▶ **WRITTEN TASK**
Transcribe, unchanged, the lines from the start through the line containing "The cover 15 is at (100, 808).", including both ends.

[Collected data entries]
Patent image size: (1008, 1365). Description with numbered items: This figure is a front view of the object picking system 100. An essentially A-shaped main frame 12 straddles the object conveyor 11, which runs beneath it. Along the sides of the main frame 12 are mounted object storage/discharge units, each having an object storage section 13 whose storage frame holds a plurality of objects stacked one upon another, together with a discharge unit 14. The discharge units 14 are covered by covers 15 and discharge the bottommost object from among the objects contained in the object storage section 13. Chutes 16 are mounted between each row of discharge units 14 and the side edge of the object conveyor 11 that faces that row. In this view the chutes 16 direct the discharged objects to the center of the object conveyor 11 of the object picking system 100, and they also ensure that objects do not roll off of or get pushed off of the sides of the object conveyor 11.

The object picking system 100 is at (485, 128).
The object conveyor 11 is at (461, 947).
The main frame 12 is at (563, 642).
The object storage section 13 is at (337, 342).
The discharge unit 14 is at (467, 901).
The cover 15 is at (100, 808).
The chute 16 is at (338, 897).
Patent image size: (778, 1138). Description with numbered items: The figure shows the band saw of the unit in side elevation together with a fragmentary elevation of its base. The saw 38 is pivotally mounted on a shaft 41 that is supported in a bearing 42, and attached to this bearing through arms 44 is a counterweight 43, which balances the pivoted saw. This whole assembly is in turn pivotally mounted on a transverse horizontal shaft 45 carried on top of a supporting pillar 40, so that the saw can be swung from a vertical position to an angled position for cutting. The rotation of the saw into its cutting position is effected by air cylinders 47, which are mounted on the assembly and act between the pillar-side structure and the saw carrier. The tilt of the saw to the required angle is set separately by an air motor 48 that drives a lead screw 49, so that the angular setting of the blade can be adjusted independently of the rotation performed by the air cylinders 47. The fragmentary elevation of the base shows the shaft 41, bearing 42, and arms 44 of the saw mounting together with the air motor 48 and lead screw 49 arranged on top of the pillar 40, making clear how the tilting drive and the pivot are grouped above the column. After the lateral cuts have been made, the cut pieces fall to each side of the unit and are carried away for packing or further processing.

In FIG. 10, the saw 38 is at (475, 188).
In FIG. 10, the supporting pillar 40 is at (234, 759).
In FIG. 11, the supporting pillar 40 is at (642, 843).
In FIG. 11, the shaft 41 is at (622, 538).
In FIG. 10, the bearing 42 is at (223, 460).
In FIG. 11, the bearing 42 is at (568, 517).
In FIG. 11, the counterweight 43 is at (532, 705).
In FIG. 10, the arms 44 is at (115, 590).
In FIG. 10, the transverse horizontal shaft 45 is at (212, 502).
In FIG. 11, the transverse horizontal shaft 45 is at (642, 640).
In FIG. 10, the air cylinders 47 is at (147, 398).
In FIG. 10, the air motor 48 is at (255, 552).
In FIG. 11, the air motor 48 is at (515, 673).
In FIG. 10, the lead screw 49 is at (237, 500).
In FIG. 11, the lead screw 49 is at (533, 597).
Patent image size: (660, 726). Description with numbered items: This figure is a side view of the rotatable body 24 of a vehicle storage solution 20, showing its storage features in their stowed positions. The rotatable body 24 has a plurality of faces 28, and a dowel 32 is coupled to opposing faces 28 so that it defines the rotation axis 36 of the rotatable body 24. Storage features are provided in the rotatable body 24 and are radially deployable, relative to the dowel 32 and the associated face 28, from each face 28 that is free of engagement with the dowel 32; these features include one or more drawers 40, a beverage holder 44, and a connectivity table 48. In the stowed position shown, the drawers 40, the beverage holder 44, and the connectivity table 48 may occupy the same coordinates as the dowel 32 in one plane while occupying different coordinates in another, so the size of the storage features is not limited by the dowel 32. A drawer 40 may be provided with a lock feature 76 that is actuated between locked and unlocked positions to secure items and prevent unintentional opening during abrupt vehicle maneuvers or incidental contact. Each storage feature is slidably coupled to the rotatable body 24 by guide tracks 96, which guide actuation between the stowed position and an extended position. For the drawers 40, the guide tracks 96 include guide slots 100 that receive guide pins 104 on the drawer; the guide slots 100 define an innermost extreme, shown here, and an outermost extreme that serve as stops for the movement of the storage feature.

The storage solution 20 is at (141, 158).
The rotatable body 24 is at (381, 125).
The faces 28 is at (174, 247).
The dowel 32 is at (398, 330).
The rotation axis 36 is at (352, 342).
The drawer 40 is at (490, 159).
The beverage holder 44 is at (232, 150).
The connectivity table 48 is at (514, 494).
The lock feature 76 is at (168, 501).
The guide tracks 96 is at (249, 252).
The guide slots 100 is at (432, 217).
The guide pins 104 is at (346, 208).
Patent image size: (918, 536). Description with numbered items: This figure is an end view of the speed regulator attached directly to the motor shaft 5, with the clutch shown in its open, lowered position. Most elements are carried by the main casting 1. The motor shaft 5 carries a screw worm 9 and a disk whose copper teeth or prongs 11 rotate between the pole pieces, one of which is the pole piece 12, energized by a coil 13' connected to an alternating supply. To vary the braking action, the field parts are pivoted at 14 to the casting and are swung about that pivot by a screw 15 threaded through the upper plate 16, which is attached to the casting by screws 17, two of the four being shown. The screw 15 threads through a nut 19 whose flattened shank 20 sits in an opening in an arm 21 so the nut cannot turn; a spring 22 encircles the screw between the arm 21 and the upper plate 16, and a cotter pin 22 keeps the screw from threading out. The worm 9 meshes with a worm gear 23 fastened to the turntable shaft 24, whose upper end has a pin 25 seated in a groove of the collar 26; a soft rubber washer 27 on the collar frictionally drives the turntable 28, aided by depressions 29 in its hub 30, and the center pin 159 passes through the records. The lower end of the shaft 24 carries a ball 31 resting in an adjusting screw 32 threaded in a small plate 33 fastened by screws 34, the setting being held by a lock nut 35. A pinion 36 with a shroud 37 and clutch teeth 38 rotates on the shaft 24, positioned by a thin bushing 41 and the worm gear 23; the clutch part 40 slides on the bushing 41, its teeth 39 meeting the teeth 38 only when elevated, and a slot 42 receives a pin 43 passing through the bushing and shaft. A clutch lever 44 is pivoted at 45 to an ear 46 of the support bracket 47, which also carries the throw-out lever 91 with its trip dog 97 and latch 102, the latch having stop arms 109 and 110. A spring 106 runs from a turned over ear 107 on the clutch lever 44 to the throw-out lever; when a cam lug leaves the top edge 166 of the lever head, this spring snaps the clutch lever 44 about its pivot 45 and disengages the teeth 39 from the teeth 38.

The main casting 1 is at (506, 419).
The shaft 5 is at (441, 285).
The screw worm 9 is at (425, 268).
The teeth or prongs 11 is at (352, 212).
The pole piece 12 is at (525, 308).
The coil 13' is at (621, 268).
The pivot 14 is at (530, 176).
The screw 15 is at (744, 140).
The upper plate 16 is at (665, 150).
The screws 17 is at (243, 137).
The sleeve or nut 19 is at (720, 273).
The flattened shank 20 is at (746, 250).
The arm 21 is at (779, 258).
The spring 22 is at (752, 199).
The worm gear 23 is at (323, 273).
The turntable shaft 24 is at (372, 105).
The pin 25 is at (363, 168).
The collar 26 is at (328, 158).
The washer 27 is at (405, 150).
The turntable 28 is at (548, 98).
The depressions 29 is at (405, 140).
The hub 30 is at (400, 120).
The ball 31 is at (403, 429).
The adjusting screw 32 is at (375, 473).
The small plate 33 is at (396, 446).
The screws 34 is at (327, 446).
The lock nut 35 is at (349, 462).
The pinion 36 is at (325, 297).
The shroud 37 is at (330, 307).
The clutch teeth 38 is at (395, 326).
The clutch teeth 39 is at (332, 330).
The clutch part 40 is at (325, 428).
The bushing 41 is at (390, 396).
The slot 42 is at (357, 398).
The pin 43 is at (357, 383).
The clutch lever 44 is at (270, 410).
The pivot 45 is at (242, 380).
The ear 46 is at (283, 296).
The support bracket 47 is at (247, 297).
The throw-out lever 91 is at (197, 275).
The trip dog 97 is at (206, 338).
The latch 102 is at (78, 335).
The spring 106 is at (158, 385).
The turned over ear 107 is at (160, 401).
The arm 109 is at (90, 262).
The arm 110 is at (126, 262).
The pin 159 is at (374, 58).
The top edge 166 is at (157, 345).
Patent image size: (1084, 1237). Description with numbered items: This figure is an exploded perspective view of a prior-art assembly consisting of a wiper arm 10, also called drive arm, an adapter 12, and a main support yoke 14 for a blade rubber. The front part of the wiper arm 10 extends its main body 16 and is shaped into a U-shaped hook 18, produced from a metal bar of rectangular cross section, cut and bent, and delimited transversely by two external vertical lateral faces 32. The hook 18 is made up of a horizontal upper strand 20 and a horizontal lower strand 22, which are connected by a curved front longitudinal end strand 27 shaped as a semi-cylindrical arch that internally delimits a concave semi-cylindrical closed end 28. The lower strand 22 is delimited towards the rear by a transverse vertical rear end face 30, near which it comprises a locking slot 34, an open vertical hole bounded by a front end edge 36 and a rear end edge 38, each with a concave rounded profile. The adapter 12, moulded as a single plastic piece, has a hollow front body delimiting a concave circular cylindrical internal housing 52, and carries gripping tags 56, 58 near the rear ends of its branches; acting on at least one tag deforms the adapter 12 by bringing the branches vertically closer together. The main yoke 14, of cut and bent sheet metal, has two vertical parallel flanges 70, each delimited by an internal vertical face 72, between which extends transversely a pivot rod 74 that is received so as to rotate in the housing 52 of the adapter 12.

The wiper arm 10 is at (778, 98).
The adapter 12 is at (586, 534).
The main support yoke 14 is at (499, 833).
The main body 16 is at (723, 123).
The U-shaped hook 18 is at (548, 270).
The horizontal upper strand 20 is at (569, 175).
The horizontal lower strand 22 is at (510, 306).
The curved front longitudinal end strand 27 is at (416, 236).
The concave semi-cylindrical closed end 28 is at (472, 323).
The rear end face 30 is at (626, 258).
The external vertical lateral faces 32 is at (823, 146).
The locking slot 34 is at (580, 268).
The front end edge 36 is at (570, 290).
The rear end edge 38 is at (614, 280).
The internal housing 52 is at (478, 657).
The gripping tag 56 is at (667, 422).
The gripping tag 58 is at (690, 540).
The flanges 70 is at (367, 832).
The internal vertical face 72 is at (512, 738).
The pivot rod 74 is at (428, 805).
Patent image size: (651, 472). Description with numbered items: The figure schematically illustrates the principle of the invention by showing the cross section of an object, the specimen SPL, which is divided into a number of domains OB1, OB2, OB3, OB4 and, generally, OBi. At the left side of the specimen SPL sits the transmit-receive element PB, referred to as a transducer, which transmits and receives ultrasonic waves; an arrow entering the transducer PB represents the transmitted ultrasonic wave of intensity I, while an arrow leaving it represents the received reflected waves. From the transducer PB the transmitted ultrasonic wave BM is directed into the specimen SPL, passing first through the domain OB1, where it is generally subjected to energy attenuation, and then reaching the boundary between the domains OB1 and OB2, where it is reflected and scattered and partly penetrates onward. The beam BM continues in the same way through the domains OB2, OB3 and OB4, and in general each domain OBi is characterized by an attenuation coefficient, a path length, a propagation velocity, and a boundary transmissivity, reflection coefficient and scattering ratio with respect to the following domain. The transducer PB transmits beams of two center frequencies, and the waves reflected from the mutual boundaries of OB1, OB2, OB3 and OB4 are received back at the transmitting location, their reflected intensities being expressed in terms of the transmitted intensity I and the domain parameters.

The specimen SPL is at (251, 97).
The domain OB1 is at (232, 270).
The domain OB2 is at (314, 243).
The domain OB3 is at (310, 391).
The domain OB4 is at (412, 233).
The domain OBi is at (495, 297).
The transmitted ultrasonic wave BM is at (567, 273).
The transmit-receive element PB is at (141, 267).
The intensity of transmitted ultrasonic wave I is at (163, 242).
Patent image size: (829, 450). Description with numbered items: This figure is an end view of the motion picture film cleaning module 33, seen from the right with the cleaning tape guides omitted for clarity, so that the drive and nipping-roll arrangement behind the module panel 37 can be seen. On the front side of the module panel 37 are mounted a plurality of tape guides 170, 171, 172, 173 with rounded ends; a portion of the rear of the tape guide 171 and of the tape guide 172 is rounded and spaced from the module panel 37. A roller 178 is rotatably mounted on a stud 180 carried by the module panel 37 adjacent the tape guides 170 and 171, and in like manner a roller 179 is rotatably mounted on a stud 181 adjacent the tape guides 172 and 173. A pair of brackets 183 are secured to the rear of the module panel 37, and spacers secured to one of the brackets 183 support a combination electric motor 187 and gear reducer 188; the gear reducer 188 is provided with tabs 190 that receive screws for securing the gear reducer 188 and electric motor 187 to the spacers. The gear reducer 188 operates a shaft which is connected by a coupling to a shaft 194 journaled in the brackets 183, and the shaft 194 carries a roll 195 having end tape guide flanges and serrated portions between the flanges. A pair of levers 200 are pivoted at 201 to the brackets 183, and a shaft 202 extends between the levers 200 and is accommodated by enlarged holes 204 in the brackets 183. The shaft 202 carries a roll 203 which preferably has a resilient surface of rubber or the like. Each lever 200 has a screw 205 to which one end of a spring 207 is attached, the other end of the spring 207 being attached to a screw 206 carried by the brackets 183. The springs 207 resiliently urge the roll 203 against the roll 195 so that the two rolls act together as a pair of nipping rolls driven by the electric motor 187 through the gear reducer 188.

▶ **RESULT OF THIS EXERCISE**
Patent image size: (1008, 1365). Description with numbered items: This figure is a front view of the object picking system 100. An essentially A-shaped main frame 12 straddles the object conveyor 11, which runs beneath it. Along the sides of the main frame 12 are mounted object storage/discharge units, each having an object storage section 13 whose storage frame holds a plurality of objects stacked one upon another, together with a discharge unit 14. The discharge units 14 are covered by covers 15 and discharge the bottommost object from among the objects contained in the object storage section 13. Chutes 16 are mounted between each row of discharge units 14 and the side edge of the object conveyor 11 that faces that row. In this view the chutes 16 direct the discharged objects to the center of the object conveyor 11 of the object picking system 100, and they also ensure that objects do not roll off of or get pushed off of the sides of the object conveyor 11.

The object picking system 100 is at (485, 128).
The object conveyor 11 is at (461, 947).
The main frame 12 is at (563, 642).
The object storage section 13 is at (337, 342).
The discharge unit 14 is at (467, 901).
The cover 15 is at (100, 808).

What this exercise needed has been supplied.